## PROBLEM TO WORK ON
Exactly as they appear, output all of the entries.

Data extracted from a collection
<<<<
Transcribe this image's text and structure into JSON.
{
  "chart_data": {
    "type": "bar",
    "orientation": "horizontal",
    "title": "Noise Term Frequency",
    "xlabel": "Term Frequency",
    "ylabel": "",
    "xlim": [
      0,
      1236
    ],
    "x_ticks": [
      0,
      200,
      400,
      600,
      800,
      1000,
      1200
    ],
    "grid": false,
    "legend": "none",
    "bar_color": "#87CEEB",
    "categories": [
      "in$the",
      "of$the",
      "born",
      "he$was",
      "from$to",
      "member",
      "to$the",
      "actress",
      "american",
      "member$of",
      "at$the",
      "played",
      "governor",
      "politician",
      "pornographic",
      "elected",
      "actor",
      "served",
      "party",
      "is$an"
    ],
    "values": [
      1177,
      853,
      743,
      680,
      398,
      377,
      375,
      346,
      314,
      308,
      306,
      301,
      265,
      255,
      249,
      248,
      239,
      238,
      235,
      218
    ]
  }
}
>>>>
## WRITTEN SOLUTION
Transcribe this image's text and structure into JSON.
{
  "chart_data": {
    "type": "bar",
    "orientation": "horizontal",
    "title": "Noise Term Frequency",
    "xlabel": "Term Frequency",
    "ylabel": "",
    "xlim": [
      0,
      1236
    ],
    "x_ticks": [
      0,
      200,
      400,
      600,
      800,
      1000,
      1200
    ],
    "grid": false,
    "legend": "none",
    "bar_color": "#87CEEB",
    "categories": [
      "in$the",
      "of$the",
      "born",
      "he$was",
      "from$to",
      "member",
      "to$the",
      "actress",
      "american",
      "member$of",
      "at$the",
      "played",
      "governor",
      "politician",
      "pornographic",
      "elected",
      "actor",
      "served",
      "party",
      "is$an"
    ],
    "values": [
      1177,
      853,
      743,
      680,
      398,
      377,
      375,
      346,
      314,
      308,
      306,
      301,
      265,
      255,
      249,
      248,
      239,
      238,
      235,
      218
    ]
  }
}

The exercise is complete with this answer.